BEGIN The records
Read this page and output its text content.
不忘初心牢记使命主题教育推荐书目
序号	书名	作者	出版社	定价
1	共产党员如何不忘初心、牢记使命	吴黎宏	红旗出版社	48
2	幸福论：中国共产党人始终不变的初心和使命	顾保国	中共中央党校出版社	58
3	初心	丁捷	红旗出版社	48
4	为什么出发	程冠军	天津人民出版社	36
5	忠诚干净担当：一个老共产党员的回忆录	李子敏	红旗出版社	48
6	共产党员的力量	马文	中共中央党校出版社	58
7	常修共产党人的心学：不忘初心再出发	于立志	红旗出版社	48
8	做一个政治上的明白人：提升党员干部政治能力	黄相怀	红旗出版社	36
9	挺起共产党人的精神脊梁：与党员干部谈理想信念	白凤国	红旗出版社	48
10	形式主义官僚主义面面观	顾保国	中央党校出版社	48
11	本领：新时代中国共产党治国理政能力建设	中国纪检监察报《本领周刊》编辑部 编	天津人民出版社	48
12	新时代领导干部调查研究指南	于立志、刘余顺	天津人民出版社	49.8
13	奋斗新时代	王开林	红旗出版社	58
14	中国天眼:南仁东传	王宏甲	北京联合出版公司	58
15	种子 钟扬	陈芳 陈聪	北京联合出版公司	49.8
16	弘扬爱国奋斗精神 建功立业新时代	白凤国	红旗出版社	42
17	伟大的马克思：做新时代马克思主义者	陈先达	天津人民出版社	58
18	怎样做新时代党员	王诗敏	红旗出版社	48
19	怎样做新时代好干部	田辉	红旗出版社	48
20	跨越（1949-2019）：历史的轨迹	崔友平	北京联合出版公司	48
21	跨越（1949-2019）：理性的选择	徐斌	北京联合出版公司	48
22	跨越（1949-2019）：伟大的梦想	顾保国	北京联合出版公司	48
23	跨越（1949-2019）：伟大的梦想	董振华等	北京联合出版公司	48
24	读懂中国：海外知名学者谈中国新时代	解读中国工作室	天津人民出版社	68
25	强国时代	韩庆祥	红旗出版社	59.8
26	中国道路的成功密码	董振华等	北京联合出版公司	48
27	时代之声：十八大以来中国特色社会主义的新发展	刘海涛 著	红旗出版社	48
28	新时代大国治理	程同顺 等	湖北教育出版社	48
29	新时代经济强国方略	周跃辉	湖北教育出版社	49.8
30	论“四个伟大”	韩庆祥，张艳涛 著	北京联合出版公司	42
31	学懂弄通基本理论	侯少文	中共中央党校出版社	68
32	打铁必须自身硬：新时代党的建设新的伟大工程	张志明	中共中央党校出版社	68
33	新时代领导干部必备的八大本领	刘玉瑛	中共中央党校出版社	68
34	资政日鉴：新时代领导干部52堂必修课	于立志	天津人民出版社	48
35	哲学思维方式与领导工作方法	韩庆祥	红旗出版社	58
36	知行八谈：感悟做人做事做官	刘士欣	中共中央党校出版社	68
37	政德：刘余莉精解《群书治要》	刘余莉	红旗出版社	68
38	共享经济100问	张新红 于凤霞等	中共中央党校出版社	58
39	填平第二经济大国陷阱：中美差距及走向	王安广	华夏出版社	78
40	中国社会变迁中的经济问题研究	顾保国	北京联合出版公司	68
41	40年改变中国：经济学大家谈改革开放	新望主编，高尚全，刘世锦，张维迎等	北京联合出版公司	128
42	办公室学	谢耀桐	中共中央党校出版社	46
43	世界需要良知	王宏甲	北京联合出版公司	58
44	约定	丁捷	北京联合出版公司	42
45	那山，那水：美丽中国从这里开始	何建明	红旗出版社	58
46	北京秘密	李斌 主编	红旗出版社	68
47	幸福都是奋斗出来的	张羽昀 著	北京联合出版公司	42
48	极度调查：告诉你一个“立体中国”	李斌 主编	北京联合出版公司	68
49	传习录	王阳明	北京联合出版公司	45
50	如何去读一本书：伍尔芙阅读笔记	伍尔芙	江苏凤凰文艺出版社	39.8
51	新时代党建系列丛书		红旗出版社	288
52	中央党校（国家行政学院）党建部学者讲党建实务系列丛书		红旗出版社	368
END The records
Go through the records and show every line with the string "湖北教育出版社" in it.

- [Answer in full]:
28	新时代大国治理	程同顺 等	湖北教育出版社	48
29	新时代经济强国方略	周跃辉	湖北教育出版社	49.8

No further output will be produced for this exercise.